Text segment:
__________

The Athens Wireless Metropolitan Network (AWMN) is a grassroots wireless community network that was startedi in 2002 in Athens, Greece. It takes advantage of new wireless technologies to connect people and services. In August 2010 the network comprised 1,120 backbone nodes and more than 2,900 client computers were connected to it. There is also an association-club named awmn.

Cultural and geographical context 
Although the network began in Athens, the capital of Greece, its activities are no longer limited to the single city. It covers a geographical area (110 km from North to South and 85 km from West to East) with the most southern point being Palaia Epidavros (Epidaurus) and the most northern point being the town of Nea Artaki on the island of Euboea. The wide expansion of the network allows isolated areas with poor technological and broadband infrastructure to connect with the Athenian network. The islands of Aegina, Salamina and the regions surrounding Athens are also connected to the network.

Recently the island of Euboea connected with more links with AWMN for redundancy purposes and the next stage will be to join the wireless 'islets' located in Corinth, Lamia (city) and Volos. There are also plans to reach even more remote cities of Greece such as Patras.

This year AWMN connected most of the Greek communities and managed to cross the Greek borders. It has initiated a VPN connection with wlan slovenija network in Slovenia with the vision to connect all the wireless communities of Europe into one network.

Project history 
AWMN was formed as a community back in 2002. Due to tremendous problems with broadband services in Greece in 2002 the number of such services available to home users was extremely limited. It was mainly due to this problem that AWMN was founded as an alternative broadband network, which allowed its users to experience real broadband services.

However, after a short period from its birth AWMN started to change. An increasing number of people started to have an interest in the network, expressing their interest in joining this project. The number of network nodes started to grow exponentially, and the network's character changed from an alternative telecom network to a social network of people based on their interest in the IT/Telecom sector.

The network was always something alternative to just pure internet access medium. While now users and backbone nodes owners live in a much more mature broadband environment, they have not stopped being excited and active in the AWMN network. More services are emerging and more uses of high speed symmetrical broadband are being found, tested, developed and freely enjoyed by the users for the users.

__________

Task set:
A. Name every island mentioned in the AWMN text.
B. Copy the AWMN text word for word, from "This year AWMN" up to and including "into one network.".
C. Carry on the AWMN text, starting right after its final sentence.
The material that comes next is separate from the AWMN text.

Given information:
__________

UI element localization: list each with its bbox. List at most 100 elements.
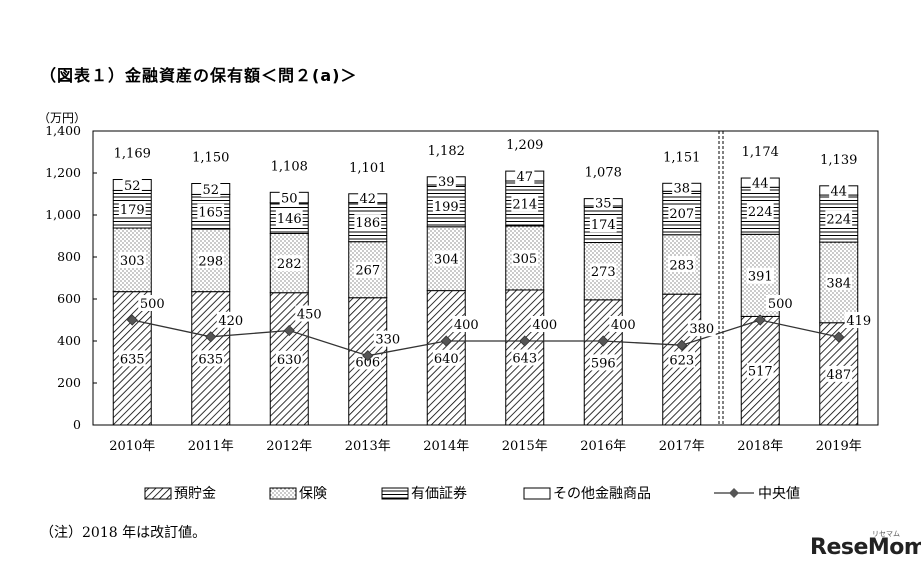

__________

Responses by task:
A. Euboea, Aegina, Salamina

B.
This year AWMN connected most of the Greek communities and managed to cross the Greek borders. It has initiated a VPN connection with wlan slovenija network in Slovenia with the vision to connect all the wireless communities of Europe into one network.

C.
The objectives of the project include the following: 
 Creating, developing and maintaining a Wireless Community Network which will provide broadband services to its members.
 Developing technologies based on wireless and digital telecommunications.
 Educate the public on the use of wireless and digital communications
 Promote and encourage volunteerism and active participation.

The association on August 2010 has around 67 members. Not all members of the backbone network are members of the association, and there are around 900 that do not want to participate to the association, claiming as a cause the extent of moderation and speech censorship that is practiced in the association's forum, wiki and assembly. Participation in the association has, throughout its history, always been on a voluntary basis. No one is obliged to sign a peering agreement as long as it's not needed and no one has to join the Association to participate to the network rendering the AWMN network as one of the most open networks in the world. However all 1080 backbone node owners are obliged to accept responsibility for the smooth running of their node, follow the basic rules of the community and follow basic network neutrality rules.

The community 
Users are categorised as backbone nodes and AP client nodes. The backbone nodes are nodes routing data that have no origin and destination themselves.

The network is a mosaic of people from varying ages and educational backgrounds including IT and telecommunications professionals, radio amateurs, IT students and technology enthusiasts. All are driven by a strong community spirit and contribute on a voluntary basis.

Technology 
AWMN makes extensive use of the IEEE 802.11 set of standards and operates on the 2.4 GHz (mainly for the Open APs) and 5.4 GHz (for the backbone links) license-free ISM frequency bands. Over the last few years, AWMN has tested (and later used in production environments) equipment from a huge variety of vendors.

The routing protocol used by the network is BGP. Efforts have been made to move towards new, more adaptive, experimental protocols such as OLSR and B.A.T.M.A.N. Some members of the AWMN community have contributed feedback and code to many Linux routing projects.

Homemade equipment is encouraged. Many workshops have been held so that members can become familiar with constructing their own aerials and cables. Additionally, the community regularly organizes seminars to educate aspiring network administrators on wireless technologies, protocols, routing and Linux, in the conditions of an operational large-scale network.

A wide variety of software is used in the network but AWMN services rely heavily on Open-source software, Linux (or other free Unix variants).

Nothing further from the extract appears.